Transcribe the material verbatim in full; the pictures do not belong in the copy.

********************

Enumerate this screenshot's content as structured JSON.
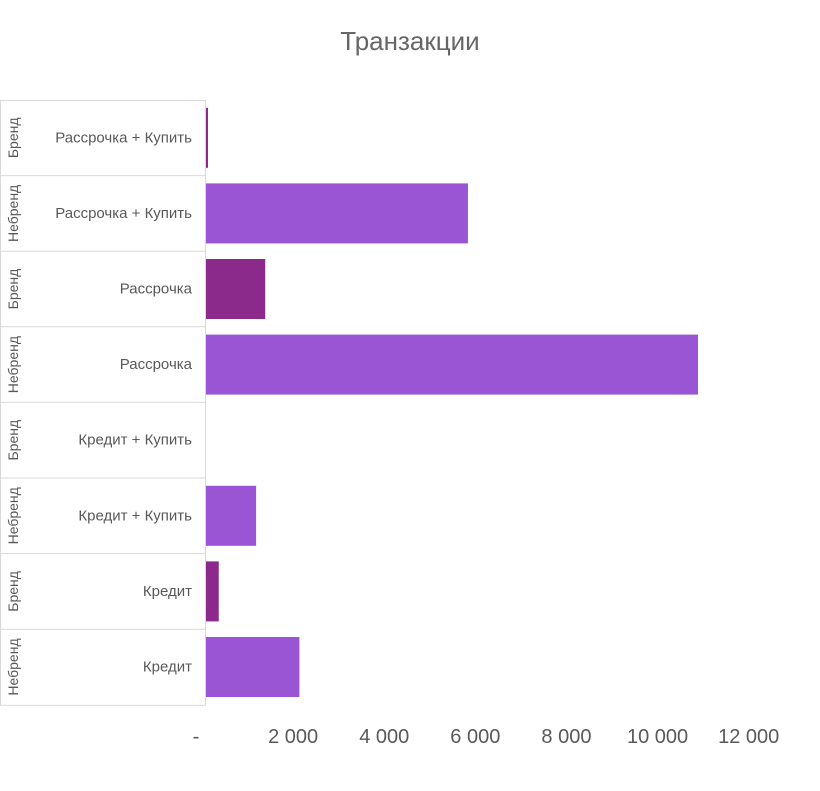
{
  "chart_data": {
    "type": "bar",
    "orientation": "horizontal",
    "title": "Транзакции",
    "xlabel": "",
    "ylabel": "",
    "xlim": [
      0,
      12000
    ],
    "x_ticks": [
      0,
      2000,
      4000,
      6000,
      8000,
      10000,
      12000
    ],
    "x_tick_labels": [
      "-",
      "2 000",
      "4 000",
      "6 000",
      "8 000",
      "10 000",
      "12 000"
    ],
    "grid": false,
    "legend": "none",
    "rows": [
      {
        "group": "Бренд",
        "category": "Рассрочка + Купить",
        "value": 30,
        "color": "#8b2a8b"
      },
      {
        "group": "Небренд",
        "category": "Рассрочка + Купить",
        "value": 5750,
        "color": "#9955d4"
      },
      {
        "group": "Бренд",
        "category": "Рассрочка",
        "value": 1300,
        "color": "#8b2a8b"
      },
      {
        "group": "Небренд",
        "category": "Рассрочка",
        "value": 10800,
        "color": "#9955d4"
      },
      {
        "group": "Бренд",
        "category": "Кредит + Купить",
        "value": 0,
        "color": "#8b2a8b"
      },
      {
        "group": "Небренд",
        "category": "Кредит + Купить",
        "value": 1100,
        "color": "#9955d4"
      },
      {
        "group": "Бренд",
        "category": "Кредит",
        "value": 280,
        "color": "#8b2a8b"
      },
      {
        "group": "Небренд",
        "category": "Кредит",
        "value": 2050,
        "color": "#9955d4"
      }
    ]
  }
}
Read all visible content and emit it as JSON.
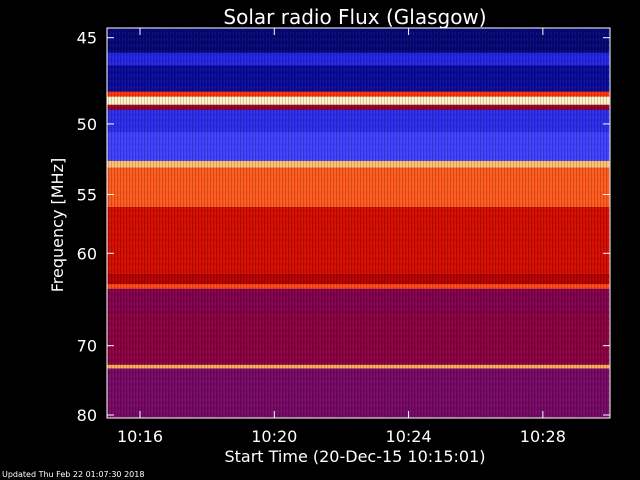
{
  "chart_data": {
    "type": "heatmap",
    "title": "Solar radio Flux (Glasgow)",
    "ylabel": "Frequency [MHz]",
    "xlabel": "Start Time (20-Dec-15 10:15:01)",
    "y_ticks": [
      45,
      50,
      55,
      60,
      70,
      80
    ],
    "y_range_mhz": [
      44.5,
      80.5
    ],
    "y_scale": "reciprocal",
    "x_ticks": [
      "10:16",
      "10:20",
      "10:24",
      "10:28"
    ],
    "x_range": [
      "10:15:01",
      "10:30:00"
    ],
    "colormap": [
      "#00003c",
      "#1010d0",
      "#4040ff",
      "#800050",
      "#b80000",
      "#ff2000",
      "#ff8030",
      "#ffd080",
      "#ffffe0"
    ],
    "frequency_bands_mhz": [
      {
        "from": 44.5,
        "to": 45.8,
        "intensity": 0.05
      },
      {
        "from": 45.8,
        "to": 46.5,
        "intensity": 0.18
      },
      {
        "from": 46.5,
        "to": 48.0,
        "intensity": 0.08
      },
      {
        "from": 48.0,
        "to": 48.3,
        "intensity": 0.65
      },
      {
        "from": 48.3,
        "to": 48.8,
        "intensity": 0.97
      },
      {
        "from": 48.8,
        "to": 49.1,
        "intensity": 0.45
      },
      {
        "from": 49.1,
        "to": 50.5,
        "intensity": 0.2
      },
      {
        "from": 50.5,
        "to": 52.5,
        "intensity": 0.25
      },
      {
        "from": 52.5,
        "to": 53.0,
        "intensity": 0.85
      },
      {
        "from": 53.0,
        "to": 56.0,
        "intensity": 0.7
      },
      {
        "from": 56.0,
        "to": 62.0,
        "intensity": 0.55
      },
      {
        "from": 62.0,
        "to": 63.0,
        "intensity": 0.5
      },
      {
        "from": 63.0,
        "to": 63.5,
        "intensity": 0.68
      },
      {
        "from": 63.5,
        "to": 66.0,
        "intensity": 0.38
      },
      {
        "from": 66.0,
        "to": 72.5,
        "intensity": 0.4
      },
      {
        "from": 72.5,
        "to": 73.0,
        "intensity": 0.82
      },
      {
        "from": 73.0,
        "to": 80.5,
        "intensity": 0.36
      }
    ]
  },
  "footer": {
    "updated": "Updated Thu Feb 22 01:07:30 2018"
  }
}
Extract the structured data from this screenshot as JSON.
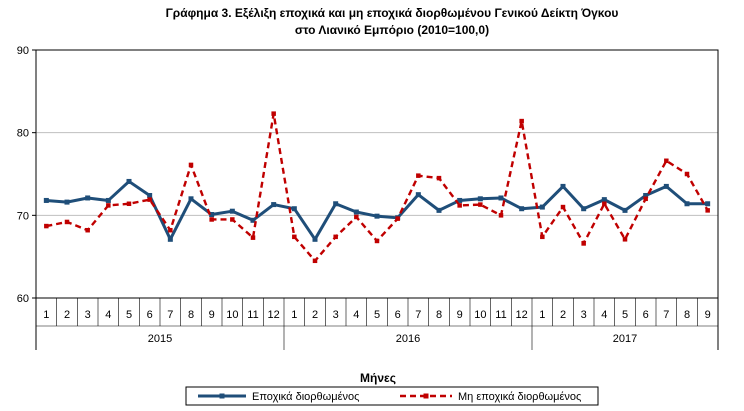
{
  "chart_data": {
    "type": "line",
    "title": "Γράφημα 3. Εξέλιξη εποχικά και μη εποχικά διορθωμένου Γενικού Δείκτη Όγκου",
    "subtitle": "στο Λιανικό Εμπόριο (2010=100,0)",
    "xlabel": "Μήνες",
    "ylabel": "",
    "ylim": [
      60,
      90
    ],
    "yticks": [
      60,
      70,
      80,
      90
    ],
    "grid": true,
    "legend": "bottom",
    "categories": [
      "1",
      "2",
      "3",
      "4",
      "5",
      "6",
      "7",
      "8",
      "9",
      "10",
      "11",
      "12",
      "1",
      "2",
      "3",
      "4",
      "5",
      "6",
      "7",
      "8",
      "9",
      "10",
      "11",
      "12",
      "1",
      "2",
      "3",
      "4",
      "5",
      "6",
      "7",
      "8",
      "9"
    ],
    "groups": [
      {
        "label": "2015",
        "count": 12
      },
      {
        "label": "2016",
        "count": 12
      },
      {
        "label": "2017",
        "count": 9
      }
    ],
    "series": [
      {
        "name": "Εποχικά διορθωμένος",
        "color": "#1f4e79",
        "style": "solid-square",
        "values": [
          71.8,
          71.6,
          72.1,
          71.8,
          74.1,
          72.4,
          67.1,
          72.0,
          70.1,
          70.5,
          69.4,
          71.3,
          70.8,
          67.1,
          71.4,
          70.4,
          69.9,
          69.7,
          72.5,
          70.6,
          71.8,
          72.0,
          72.1,
          70.8,
          71.0,
          73.5,
          70.8,
          71.9,
          70.6,
          72.4,
          73.5,
          71.4,
          71.4
        ]
      },
      {
        "name": "Μη εποχικά διορθωμένος",
        "color": "#c00000",
        "style": "dashed-square",
        "values": [
          68.7,
          69.2,
          68.2,
          71.2,
          71.4,
          71.9,
          68.2,
          76.1,
          69.5,
          69.5,
          67.3,
          82.3,
          67.4,
          64.5,
          67.4,
          69.8,
          66.9,
          69.6,
          74.8,
          74.5,
          71.2,
          71.3,
          70.0,
          81.4,
          67.4,
          71.0,
          66.6,
          71.4,
          67.1,
          72.0,
          76.6,
          75.0,
          70.6
        ]
      }
    ]
  }
}
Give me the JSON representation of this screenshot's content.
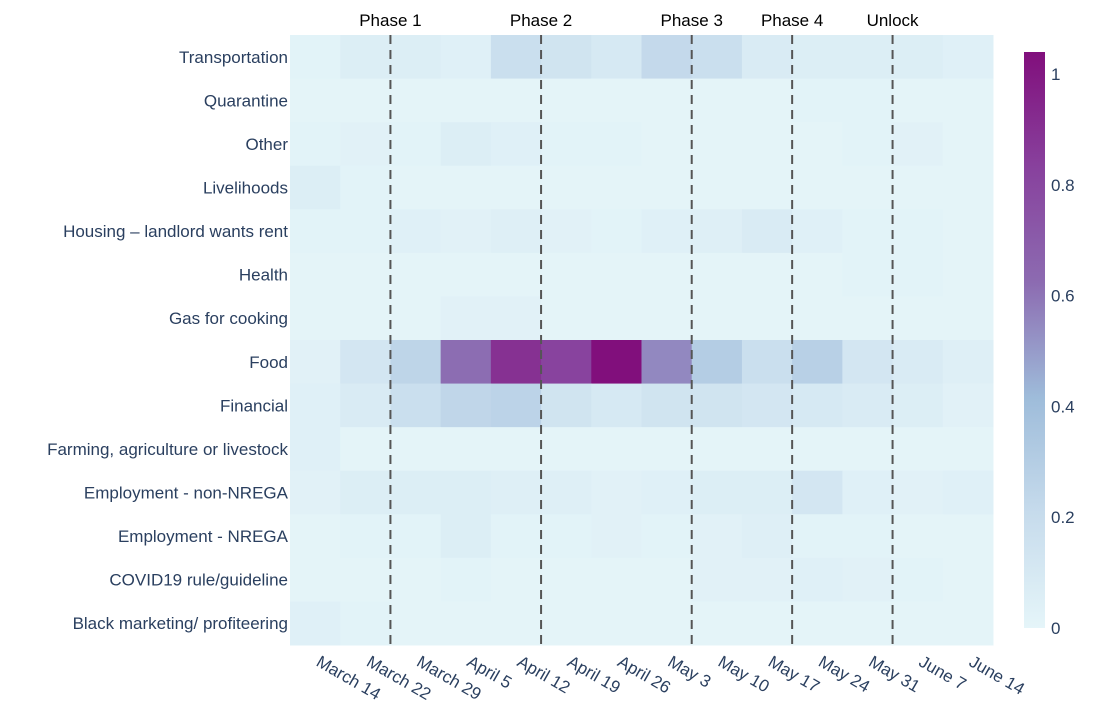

********************

## Reply
Enumerate this screenshot's content as structured JSON.
{
  "chart_data": {
    "type": "bar",
    "orientation": "horizontal",
    "title": "Транзакции",
    "xlabel": "",
    "ylabel": "",
    "xlim": [
      0,
      12000
    ],
    "x_ticks": [
      0,
      2000,
      4000,
      6000,
      8000,
      10000,
      12000
    ],
    "x_tick_labels": [
      "-",
      "2 000",
      "4 000",
      "6 000",
      "8 000",
      "10 000",
      "12 000"
    ],
    "grid": false,
    "legend": "none",
    "rows": [
      {
        "group": "Бренд",
        "category": "Рассрочка + Купить",
        "value": 30,
        "color": "#8b2a8b"
      },
      {
        "group": "Небренд",
        "category": "Рассрочка + Купить",
        "value": 5750,
        "color": "#9955d4"
      },
      {
        "group": "Бренд",
        "category": "Рассрочка",
        "value": 1300,
        "color": "#8b2a8b"
      },
      {
        "group": "Небренд",
        "category": "Рассрочка",
        "value": 10800,
        "color": "#9955d4"
      },
      {
        "group": "Бренд",
        "category": "Кредит + Купить",
        "value": 0,
        "color": "#8b2a8b"
      },
      {
        "group": "Небренд",
        "category": "Кредит + Купить",
        "value": 1100,
        "color": "#9955d4"
      },
      {
        "group": "Бренд",
        "category": "Кредит",
        "value": 280,
        "color": "#8b2a8b"
      },
      {
        "group": "Небренд",
        "category": "Кредит",
        "value": 2050,
        "color": "#9955d4"
      }
    ]
  }
}
Read all visible content and emit it as JSON.
{
  "chart_data": {
    "type": "heatmap",
    "title": "Solar radio Flux (Glasgow)",
    "ylabel": "Frequency [MHz]",
    "xlabel": "Start Time (20-Dec-15 10:15:01)",
    "y_ticks": [
      45,
      50,
      55,
      60,
      70,
      80
    ],
    "y_range_mhz": [
      44.5,
      80.5
    ],
    "y_scale": "reciprocal",
    "x_ticks": [
      "10:16",
      "10:20",
      "10:24",
      "10:28"
    ],
    "x_range": [
      "10:15:01",
      "10:30:00"
    ],
    "colormap": [
      "#00003c",
      "#1010d0",
      "#4040ff",
      "#800050",
      "#b80000",
      "#ff2000",
      "#ff8030",
      "#ffd080",
      "#ffffe0"
    ],
    "frequency_bands_mhz": [
      {
        "from": 44.5,
        "to": 45.8,
        "intensity": 0.05
      },
      {
        "from": 45.8,
        "to": 46.5,
        "intensity": 0.18
      },
      {
        "from": 46.5,
        "to": 48.0,
        "intensity": 0.08
      },
      {
        "from": 48.0,
        "to": 48.3,
        "intensity": 0.65
      },
      {
        "from": 48.3,
        "to": 48.8,
        "intensity": 0.97
      },
      {
        "from": 48.8,
        "to": 49.1,
        "intensity": 0.45
      },
      {
        "from": 49.1,
        "to": 50.5,
        "intensity": 0.2
      },
      {
        "from": 50.5,
        "to": 52.5,
        "intensity": 0.25
      },
      {
        "from": 52.5,
        "to": 53.0,
        "intensity": 0.85
      },
      {
        "from": 53.0,
        "to": 56.0,
        "intensity": 0.7
      },
      {
        "from": 56.0,
        "to": 62.0,
        "intensity": 0.55
      },
      {
        "from": 62.0,
        "to": 63.0,
        "intensity": 0.5
      },
      {
        "from": 63.0,
        "to": 63.5,
        "intensity": 0.68
      },
      {
        "from": 63.5,
        "to": 66.0,
        "intensity": 0.38
      },
      {
        "from": 66.0,
        "to": 72.5,
        "intensity": 0.4
      },
      {
        "from": 72.5,
        "to": 73.0,
        "intensity": 0.82
      },
      {
        "from": 73.0,
        "to": 80.5,
        "intensity": 0.36
      }
    ]
  },
  "footer": {
    "updated": "Updated Thu Feb 22 01:07:30 2018"
  }
}
Extract the structured data from this screenshot as JSON.
{
  "chart_data": {
    "type": "line",
    "title": "Γράφημα 3. Εξέλιξη εποχικά και μη εποχικά διορθωμένου Γενικού Δείκτη Όγκου",
    "subtitle": "στο Λιανικό Εμπόριο (2010=100,0)",
    "xlabel": "Μήνες",
    "ylabel": "",
    "ylim": [
      60,
      90
    ],
    "yticks": [
      60,
      70,
      80,
      90
    ],
    "grid": true,
    "legend": "bottom",
    "categories": [
      "1",
      "2",
      "3",
      "4",
      "5",
      "6",
      "7",
      "8",
      "9",
      "10",
      "11",
      "12",
      "1",
      "2",
      "3",
      "4",
      "5",
      "6",
      "7",
      "8",
      "9",
      "10",
      "11",
      "12",
      "1",
      "2",
      "3",
      "4",
      "5",
      "6",
      "7",
      "8",
      "9"
    ],
    "groups": [
      {
        "label": "2015",
        "count": 12
      },
      {
        "label": "2016",
        "count": 12
      },
      {
        "label": "2017",
        "count": 9
      }
    ],
    "series": [
      {
        "name": "Εποχικά διορθωμένος",
        "color": "#1f4e79",
        "style": "solid-square",
        "values": [
          71.8,
          71.6,
          72.1,
          71.8,
          74.1,
          72.4,
          67.1,
          72.0,
          70.1,
          70.5,
          69.4,
          71.3,
          70.8,
          67.1,
          71.4,
          70.4,
          69.9,
          69.7,
          72.5,
          70.6,
          71.8,
          72.0,
          72.1,
          70.8,
          71.0,
          73.5,
          70.8,
          71.9,
          70.6,
          72.4,
          73.5,
          71.4,
          71.4
        ]
      },
      {
        "name": "Μη εποχικά διορθωμένος",
        "color": "#c00000",
        "style": "dashed-square",
        "values": [
          68.7,
          69.2,
          68.2,
          71.2,
          71.4,
          71.9,
          68.2,
          76.1,
          69.5,
          69.5,
          67.3,
          82.3,
          67.4,
          64.5,
          67.4,
          69.8,
          66.9,
          69.6,
          74.8,
          74.5,
          71.2,
          71.3,
          70.0,
          81.4,
          67.4,
          71.0,
          66.6,
          71.4,
          67.1,
          72.0,
          76.6,
          75.0,
          70.6
        ]
      }
    ]
  }
}
Give me the JSON representation of this screenshot's content.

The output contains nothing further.